EXTRACT PROVIDED →
►

What I’ve Built So Far With Tailor.me

I have been building Tailor.me for one pretty simple reason: applying to jobs at volume is exhausting.
At the start, the problem I wanted to solve was resume fatigue. Every application felt like the same loop over and over again: copy the job description, figure out what mattered, pick the right experiences, rewrite bullets, tweak the formatting, export the PDF, and move on to the next one. It was repetitive work, and even worse, it was the kind of repetitive work that still demanded a lot of attention every single time.
So Tailor.me started as my attempt to automate that part of the process.
But over time, the project has become much more than that.
The more I used it for my own job search, the more obvious it became that resume generation was only one piece of the workflow. The real problem was not just “how do I tailor a resume faster?” It was “how do I run the whole application process with less friction, less repeated effort, and better feedback?”
That shift is what the development so far has really been about.
The problem I wanted to solve
A tailored resume is useful, but job hunting is never just about producing a PDF.
Once you start applying seriously, the workflow expands fast:
- tailoring content for each role
- keeping track of which jobs are in progress
- deciding which format makes sense for which application
- staying organized across companies and positions
- figuring out whether anyone even looked at what you sent
That is where a lot of the friction shows up.
I did not want Tailor.me to be a one-off AI demo where you paste in a job description, get a resume back, and then have to manage everything else in separate tools. I wanted it to become something closer to a personal system for running the job search itself.
What’s changed so far
It started with automating the actual tailoring

The resume creation flow starts with a pasted job description and lets users choose between AI-powered rewriting and a faster BM25-based matching mode.
The first version of Tailor.me was focused on the core resume-generation loop.
The app takes a job description, extracts requirements and skills, selects relevant experiences and projects from a structured profile, rewrites bullets using AI, and generates a PDF that is ready to submit. Under the hood, I built it as a TypeScript monorepo with a Next.js frontend, a NestJS API, a separate NestJS worker, PostgreSQL with Prisma, BullMQ with Redis for job processing, and real-time updates over Socket.IO. That gave me a system that could process resume jobs in the background instead of blocking the UI and could handle multiple jobs concurrently.
That part solved the most obvious pain point: the actual time it takes to tailor a resume.
Instead of spending 30 to 45 minutes manually adapting each application, I now had a workflow that could do the heavy lifting in the background while still keeping me in control of the final result.
Then it became a workflow tool, not just a generator

The job tracker turns tailored resumes into a structured application workflow with kanban-style pipeline management.
Once the resume generation itself was working well, the next bottleneck became obvious: the application process around it was still messy.
So I added a built-in job tracker to Tailor.me. The idea was to stop treating each resume like an isolated output and start treating each application like an object moving through a workflow. Jobs could be organized around company and position, filtered by status, and moved through a clearer pipeline. I also added an “Apply & Next” flow, which is probably one of my favorite small product decisions so far because it matches exactly how I actually apply: finish one, mark it done, and immediately move to the next ready application.

◄

GIVEN TASK A →
Quote the stored data rows from the first line through the line that contains "data-point-dot: [293, 128, 297, 132]", including both of those lines.
The Tailor.me post and the stored data rows are not related to each other.

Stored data

►

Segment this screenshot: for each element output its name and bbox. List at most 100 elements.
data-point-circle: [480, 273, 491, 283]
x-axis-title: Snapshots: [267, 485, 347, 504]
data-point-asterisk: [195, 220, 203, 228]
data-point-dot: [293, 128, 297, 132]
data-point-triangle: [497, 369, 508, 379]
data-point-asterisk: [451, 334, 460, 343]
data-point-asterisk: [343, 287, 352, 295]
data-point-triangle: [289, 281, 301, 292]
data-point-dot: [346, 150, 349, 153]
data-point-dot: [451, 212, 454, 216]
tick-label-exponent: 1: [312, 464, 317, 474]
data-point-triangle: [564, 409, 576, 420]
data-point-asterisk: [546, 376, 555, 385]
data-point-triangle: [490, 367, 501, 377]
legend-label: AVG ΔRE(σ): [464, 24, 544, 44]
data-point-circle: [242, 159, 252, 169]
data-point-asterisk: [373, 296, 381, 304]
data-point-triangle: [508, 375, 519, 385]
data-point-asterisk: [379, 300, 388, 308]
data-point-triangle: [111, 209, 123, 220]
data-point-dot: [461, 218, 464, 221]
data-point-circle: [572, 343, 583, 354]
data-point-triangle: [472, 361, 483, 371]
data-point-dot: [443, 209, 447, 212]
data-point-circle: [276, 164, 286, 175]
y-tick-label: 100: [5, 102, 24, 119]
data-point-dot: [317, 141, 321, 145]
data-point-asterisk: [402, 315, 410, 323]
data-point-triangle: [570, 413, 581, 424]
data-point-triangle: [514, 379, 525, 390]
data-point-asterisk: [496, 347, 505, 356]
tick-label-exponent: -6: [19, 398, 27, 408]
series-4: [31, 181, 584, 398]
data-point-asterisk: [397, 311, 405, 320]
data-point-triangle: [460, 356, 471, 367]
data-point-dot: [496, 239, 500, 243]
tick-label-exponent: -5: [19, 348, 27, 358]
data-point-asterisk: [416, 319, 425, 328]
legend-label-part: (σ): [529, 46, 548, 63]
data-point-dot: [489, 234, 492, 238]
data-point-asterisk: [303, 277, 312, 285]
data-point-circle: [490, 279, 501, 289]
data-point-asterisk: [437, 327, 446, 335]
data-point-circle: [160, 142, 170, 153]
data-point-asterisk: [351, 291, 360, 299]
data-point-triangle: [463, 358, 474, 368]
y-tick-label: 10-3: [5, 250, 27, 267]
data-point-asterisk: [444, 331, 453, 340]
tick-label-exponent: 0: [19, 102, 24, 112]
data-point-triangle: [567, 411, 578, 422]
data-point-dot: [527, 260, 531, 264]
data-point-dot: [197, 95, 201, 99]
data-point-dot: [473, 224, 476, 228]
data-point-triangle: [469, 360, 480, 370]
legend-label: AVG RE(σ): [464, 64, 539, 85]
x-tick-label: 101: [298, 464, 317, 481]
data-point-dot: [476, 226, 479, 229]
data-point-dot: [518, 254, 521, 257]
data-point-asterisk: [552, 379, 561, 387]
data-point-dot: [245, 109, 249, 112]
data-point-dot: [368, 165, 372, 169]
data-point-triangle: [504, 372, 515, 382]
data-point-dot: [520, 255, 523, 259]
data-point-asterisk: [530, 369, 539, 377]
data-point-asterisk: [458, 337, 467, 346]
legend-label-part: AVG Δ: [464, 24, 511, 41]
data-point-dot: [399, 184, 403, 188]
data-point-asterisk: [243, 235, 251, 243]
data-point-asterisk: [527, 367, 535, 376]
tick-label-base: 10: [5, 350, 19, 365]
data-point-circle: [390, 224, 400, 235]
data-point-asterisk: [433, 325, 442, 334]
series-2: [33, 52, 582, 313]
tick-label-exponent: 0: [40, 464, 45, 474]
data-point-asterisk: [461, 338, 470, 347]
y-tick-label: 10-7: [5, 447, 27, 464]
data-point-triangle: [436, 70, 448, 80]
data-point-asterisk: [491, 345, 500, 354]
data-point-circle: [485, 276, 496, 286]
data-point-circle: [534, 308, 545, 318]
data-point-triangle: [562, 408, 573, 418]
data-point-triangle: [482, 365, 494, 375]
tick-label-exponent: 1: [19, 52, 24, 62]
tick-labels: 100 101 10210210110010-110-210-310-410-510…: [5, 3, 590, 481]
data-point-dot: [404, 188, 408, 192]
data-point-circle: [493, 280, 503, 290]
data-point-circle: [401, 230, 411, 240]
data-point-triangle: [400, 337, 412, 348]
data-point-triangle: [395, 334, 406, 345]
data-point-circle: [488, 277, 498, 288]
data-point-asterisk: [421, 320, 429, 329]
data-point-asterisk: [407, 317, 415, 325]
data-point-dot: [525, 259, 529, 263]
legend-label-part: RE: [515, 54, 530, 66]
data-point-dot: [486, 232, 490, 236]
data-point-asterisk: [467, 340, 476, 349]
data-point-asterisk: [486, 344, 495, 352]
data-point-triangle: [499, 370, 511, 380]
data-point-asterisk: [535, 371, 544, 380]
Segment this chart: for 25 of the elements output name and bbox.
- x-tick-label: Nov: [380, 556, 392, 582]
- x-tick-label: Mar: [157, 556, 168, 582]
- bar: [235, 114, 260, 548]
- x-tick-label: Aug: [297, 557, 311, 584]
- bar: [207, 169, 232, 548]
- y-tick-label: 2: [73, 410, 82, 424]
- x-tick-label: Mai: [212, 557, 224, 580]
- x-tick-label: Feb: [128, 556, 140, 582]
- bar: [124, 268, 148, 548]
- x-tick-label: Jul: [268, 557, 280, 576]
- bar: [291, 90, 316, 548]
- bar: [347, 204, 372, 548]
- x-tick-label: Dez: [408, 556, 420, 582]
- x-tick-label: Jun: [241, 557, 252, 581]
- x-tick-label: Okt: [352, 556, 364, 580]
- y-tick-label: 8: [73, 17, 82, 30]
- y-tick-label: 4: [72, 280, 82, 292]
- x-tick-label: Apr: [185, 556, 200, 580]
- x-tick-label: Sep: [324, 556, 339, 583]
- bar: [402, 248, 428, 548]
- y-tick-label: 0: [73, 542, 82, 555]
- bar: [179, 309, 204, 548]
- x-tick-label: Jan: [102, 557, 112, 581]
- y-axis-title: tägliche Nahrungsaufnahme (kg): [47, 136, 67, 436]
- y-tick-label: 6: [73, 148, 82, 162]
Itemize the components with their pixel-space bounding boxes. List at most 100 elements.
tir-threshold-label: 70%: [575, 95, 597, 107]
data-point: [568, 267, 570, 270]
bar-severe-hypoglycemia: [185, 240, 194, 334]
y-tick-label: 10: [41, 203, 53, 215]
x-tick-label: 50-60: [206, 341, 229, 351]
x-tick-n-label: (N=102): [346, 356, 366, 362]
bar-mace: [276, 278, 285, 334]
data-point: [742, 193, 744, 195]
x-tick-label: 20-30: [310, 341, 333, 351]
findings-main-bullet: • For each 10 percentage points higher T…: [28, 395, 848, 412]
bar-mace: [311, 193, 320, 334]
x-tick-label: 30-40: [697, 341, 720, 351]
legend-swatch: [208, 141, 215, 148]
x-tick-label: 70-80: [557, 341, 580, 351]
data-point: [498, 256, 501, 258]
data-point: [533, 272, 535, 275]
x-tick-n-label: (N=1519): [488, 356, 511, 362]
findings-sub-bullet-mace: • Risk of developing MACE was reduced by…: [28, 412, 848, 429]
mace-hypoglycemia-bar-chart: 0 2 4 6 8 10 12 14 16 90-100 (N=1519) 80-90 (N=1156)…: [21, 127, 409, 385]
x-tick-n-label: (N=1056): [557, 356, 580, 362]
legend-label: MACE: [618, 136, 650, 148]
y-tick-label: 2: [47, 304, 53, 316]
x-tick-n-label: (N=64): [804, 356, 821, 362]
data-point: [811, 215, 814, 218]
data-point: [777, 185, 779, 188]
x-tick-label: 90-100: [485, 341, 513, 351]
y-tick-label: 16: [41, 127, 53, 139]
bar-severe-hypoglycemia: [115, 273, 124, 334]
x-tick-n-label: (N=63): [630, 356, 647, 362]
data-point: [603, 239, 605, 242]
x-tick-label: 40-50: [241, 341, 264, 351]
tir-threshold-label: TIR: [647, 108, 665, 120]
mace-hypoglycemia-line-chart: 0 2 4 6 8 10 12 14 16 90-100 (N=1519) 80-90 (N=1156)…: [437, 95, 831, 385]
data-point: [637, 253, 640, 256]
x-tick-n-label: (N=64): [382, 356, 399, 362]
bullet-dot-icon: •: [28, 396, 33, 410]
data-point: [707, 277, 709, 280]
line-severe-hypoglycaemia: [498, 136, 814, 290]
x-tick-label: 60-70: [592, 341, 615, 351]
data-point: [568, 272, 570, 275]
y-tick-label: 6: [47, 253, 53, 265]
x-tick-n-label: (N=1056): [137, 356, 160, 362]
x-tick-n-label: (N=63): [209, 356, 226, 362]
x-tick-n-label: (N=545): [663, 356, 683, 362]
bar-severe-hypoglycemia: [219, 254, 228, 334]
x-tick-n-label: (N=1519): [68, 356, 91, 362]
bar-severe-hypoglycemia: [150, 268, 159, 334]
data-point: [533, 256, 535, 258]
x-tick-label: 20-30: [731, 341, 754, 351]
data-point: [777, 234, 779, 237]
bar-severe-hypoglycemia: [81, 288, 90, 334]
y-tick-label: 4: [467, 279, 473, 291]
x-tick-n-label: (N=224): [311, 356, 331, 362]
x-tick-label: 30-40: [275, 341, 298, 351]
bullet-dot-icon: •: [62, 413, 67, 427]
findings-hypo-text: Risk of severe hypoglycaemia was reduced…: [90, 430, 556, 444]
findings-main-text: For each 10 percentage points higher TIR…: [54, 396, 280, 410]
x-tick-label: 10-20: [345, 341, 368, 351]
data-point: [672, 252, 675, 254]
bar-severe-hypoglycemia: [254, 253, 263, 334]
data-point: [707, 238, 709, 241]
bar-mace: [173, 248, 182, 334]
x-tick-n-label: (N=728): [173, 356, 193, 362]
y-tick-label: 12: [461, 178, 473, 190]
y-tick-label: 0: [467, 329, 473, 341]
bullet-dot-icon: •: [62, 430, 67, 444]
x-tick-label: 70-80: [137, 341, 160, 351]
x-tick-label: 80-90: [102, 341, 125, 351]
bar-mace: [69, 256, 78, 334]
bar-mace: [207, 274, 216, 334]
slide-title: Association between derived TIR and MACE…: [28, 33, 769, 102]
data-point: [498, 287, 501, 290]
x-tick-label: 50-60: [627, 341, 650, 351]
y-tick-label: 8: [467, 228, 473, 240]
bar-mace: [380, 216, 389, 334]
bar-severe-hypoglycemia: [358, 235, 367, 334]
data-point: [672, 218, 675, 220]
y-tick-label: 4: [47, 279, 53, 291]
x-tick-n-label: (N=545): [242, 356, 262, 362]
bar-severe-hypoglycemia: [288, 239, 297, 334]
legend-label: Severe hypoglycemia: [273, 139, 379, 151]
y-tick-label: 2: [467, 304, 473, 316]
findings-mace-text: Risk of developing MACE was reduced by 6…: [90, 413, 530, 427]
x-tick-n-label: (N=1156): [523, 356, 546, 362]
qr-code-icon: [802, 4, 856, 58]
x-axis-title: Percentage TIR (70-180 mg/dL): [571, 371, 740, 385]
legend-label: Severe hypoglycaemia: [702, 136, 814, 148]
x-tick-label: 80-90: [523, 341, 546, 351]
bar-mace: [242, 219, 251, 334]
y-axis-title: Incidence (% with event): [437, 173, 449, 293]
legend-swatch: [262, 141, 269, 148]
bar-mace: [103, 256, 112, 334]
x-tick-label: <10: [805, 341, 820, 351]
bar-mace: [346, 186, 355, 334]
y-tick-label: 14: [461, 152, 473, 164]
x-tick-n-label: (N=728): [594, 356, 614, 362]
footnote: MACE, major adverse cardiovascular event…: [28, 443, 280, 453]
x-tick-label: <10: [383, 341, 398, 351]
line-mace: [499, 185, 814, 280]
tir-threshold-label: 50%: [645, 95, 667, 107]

◄

GIVEN TASK B →
Print the Tailor.me post from "I did not want" to "BM25-based matching mode." without changing a word.

TASK SOLUTION A →
Segment this screenshot: for each element output its name and bbox. List at most 100 elements.
data-point-circle: [480, 273, 491, 283]
x-axis-title: Snapshots: [267, 485, 347, 504]
data-point-asterisk: [195, 220, 203, 228]
data-point-dot: [293, 128, 297, 132]

TASK SOLUTION B →
I did not want Tailor.me to be a one-off AI demo where you paste in a job description, get a resume back, and then have to manage everything else in separate tools. I wanted it to become something closer to a personal system for running the job search itself.
What’s changed so far
It started with automating the actual tailoring

The resume creation flow starts with a pasted job description and lets users choose between AI-powered rewriting and a faster BM25-based matching mode.